Lines before the one containing "Read out every word on this page." are excluded. Repeat that line and every line after it, exactly.

— BEGIN MATERIAL PROVIDED —

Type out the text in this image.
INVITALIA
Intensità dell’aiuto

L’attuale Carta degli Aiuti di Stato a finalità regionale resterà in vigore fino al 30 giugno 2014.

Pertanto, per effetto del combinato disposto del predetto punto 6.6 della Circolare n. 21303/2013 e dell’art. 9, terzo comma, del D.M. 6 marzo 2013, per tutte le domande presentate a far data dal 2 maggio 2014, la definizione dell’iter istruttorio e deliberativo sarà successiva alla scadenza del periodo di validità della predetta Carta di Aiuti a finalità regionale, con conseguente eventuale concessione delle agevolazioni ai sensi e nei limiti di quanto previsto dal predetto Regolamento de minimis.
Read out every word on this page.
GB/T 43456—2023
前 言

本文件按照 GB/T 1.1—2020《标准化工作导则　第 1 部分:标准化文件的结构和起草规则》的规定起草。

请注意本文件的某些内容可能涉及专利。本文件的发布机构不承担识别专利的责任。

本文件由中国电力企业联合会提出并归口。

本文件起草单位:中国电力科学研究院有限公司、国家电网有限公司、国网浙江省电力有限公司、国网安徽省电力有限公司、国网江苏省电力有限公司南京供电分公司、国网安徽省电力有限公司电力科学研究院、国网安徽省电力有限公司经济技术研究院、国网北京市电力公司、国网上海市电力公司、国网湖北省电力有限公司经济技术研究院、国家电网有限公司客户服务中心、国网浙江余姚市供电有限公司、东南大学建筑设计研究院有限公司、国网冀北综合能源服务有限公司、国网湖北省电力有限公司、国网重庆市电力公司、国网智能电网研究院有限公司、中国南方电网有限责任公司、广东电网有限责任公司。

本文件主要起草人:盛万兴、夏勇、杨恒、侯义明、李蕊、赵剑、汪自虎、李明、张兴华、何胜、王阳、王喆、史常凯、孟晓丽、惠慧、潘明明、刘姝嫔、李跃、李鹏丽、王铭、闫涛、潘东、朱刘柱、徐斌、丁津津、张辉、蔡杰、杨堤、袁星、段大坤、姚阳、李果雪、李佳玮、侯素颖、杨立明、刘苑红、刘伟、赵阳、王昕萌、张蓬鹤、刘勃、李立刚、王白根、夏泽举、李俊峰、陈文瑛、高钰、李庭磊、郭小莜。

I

— END MATERIAL PROVIDED —

- **RESULT**:
Read out every word on this page.
GB/T 43456—2023
前 言

本文件按照 GB/T 1.1—2020《标准化工作导则　第 1 部分:标准化文件的结构和起草规则》的规定起草。

请注意本文件的某些内容可能涉及专利。本文件的发布机构不承担识别专利的责任。

本文件由中国电力企业联合会提出并归口。

本文件起草单位:中国电力科学研究院有限公司、国家电网有限公司、国网浙江省电力有限公司、国网安徽省电力有限公司、国网江苏省电力有限公司南京供电分公司、国网安徽省电力有限公司电力科学研究院、国网安徽省电力有限公司经济技术研究院、国网北京市电力公司、国网上海市电力公司、国网湖北省电力有限公司经济技术研究院、国家电网有限公司客户服务中心、国网浙江余姚市供电有限公司、东南大学建筑设计研究院有限公司、国网冀北综合能源服务有限公司、国网湖北省电力有限公司、国网重庆市电力公司、国网智能电网研究院有限公司、中国南方电网有限责任公司、广东电网有限责任公司。

本文件主要起草人:盛万兴、夏勇、杨恒、侯义明、李蕊、赵剑、汪自虎、李明、张兴华、何胜、王阳、王喆、史常凯、孟晓丽、惠慧、潘明明、刘姝嫔、李跃、李鹏丽、王铭、闫涛、潘东、朱刘柱、徐斌、丁津津、张辉、蔡杰、杨堤、袁星、段大坤、姚阳、李果雪、李佳玮、侯素颖、杨立明、刘苑红、刘伟、赵阳、王昕萌、张蓬鹤、刘勃、李立刚、王白根、夏泽举、李俊峰、陈文瑛、高钰、李庭磊、郭小莜。

I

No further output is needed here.